Extracted data entries:
- - -

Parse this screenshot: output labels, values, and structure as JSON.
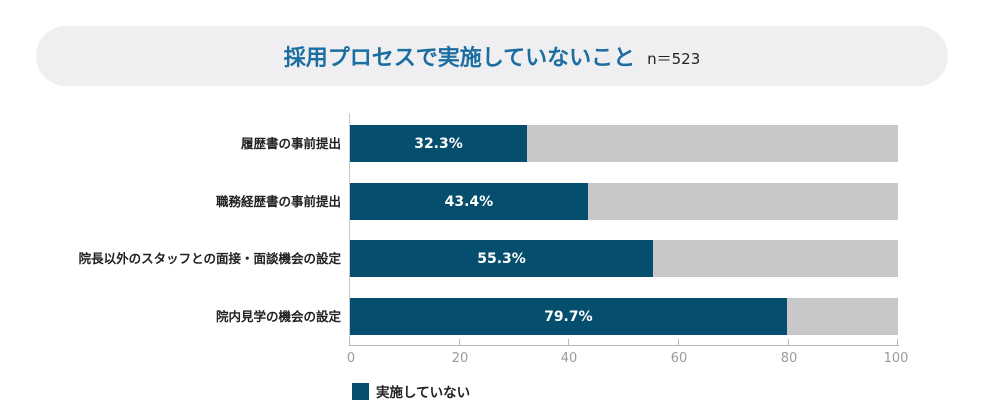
{
  "header": {
    "title": "採用プロセスで実施していないこと",
    "sample_size": "n＝523"
  },
  "colors": {
    "title": "#1a6fa0",
    "bar_fill": "#064e6d",
    "bar_remainder": "#c8c8ca",
    "title_background": "#efeef1"
  },
  "chart_data": {
    "type": "bar",
    "orientation": "horizontal",
    "stacked_to_100": true,
    "title": "採用プロセスで実施していないこと",
    "subtitle": "n＝523",
    "categories": [
      "履歴書の事前提出",
      "職務経歴書の事前提出",
      "院長以外のスタッフとの面接・面談機会の設定",
      "院内見学の機会の設定"
    ],
    "series": [
      {
        "name": "実施していない",
        "values": [
          32.3,
          43.4,
          55.3,
          79.7
        ],
        "color": "#064e6d"
      }
    ],
    "data_labels": [
      "32.3%",
      "43.4%",
      "55.3%",
      "79.7%"
    ],
    "xlabel": "",
    "ylabel": "",
    "xlim": [
      0,
      100
    ],
    "x_ticks": [
      "0",
      "20",
      "40",
      "60",
      "80",
      "100"
    ],
    "grid": false,
    "legend": {
      "position": "bottom-left",
      "entries": [
        "実施していない"
      ]
    }
  },
  "axis": {
    "ticks": [
      "0",
      "20",
      "40",
      "60",
      "80",
      "100"
    ]
  },
  "rows": [
    {
      "label": "履歴書の事前提出",
      "value": 32.3,
      "value_label": "32.3%"
    },
    {
      "label": "職務経歴書の事前提出",
      "value": 43.4,
      "value_label": "43.4%"
    },
    {
      "label": "院長以外のスタッフとの面接・面談機会の設定",
      "value": 55.3,
      "value_label": "55.3%"
    },
    {
      "label": "院内見学の機会の設定",
      "value": 79.7,
      "value_label": "79.7%"
    }
  ],
  "legend": {
    "label": "実施していない"
  }
}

- - -

All the records need to be repeated exactly, with the images dropped.

Parse this screenshot: output labels, values, and structure as JSON.
{
  "header": {
    "title": "採用プロセスで実施していないこと",
    "sample_size": "n＝523"
  },
  "colors": {
    "title": "#1a6fa0",
    "bar_fill": "#064e6d",
    "bar_remainder": "#c8c8ca",
    "title_background": "#efeef1"
  },
  "chart_data": {
    "type": "bar",
    "orientation": "horizontal",
    "stacked_to_100": true,
    "title": "採用プロセスで実施していないこと",
    "subtitle": "n＝523",
    "categories": [
      "履歴書の事前提出",
      "職務経歴書の事前提出",
      "院長以外のスタッフとの面接・面談機会の設定",
      "院内見学の機会の設定"
    ],
    "series": [
      {
        "name": "実施していない",
        "values": [
          32.3,
          43.4,
          55.3,
          79.7
        ],
        "color": "#064e6d"
      }
    ],
    "data_labels": [
      "32.3%",
      "43.4%",
      "55.3%",
      "79.7%"
    ],
    "xlabel": "",
    "ylabel": "",
    "xlim": [
      0,
      100
    ],
    "x_ticks": [
      "0",
      "20",
      "40",
      "60",
      "80",
      "100"
    ],
    "grid": false,
    "legend": {
      "position": "bottom-left",
      "entries": [
        "実施していない"
      ]
    }
  },
  "axis": {
    "ticks": [
      "0",
      "20",
      "40",
      "60",
      "80",
      "100"
    ]
  },
  "rows": [
    {
      "label": "履歴書の事前提出",
      "value": 32.3,
      "value_label": "32.3%"
    },
    {
      "label": "職務経歴書の事前提出",
      "value": 43.4,
      "value_label": "43.4%"
    },
    {
      "label": "院長以外のスタッフとの面接・面談機会の設定",
      "value": 55.3,
      "value_label": "55.3%"
    },
    {
      "label": "院内見学の機会の設定",
      "value": 79.7,
      "value_label": "79.7%"
    }
  ],
  "legend": {
    "label": "実施していない"
  }
}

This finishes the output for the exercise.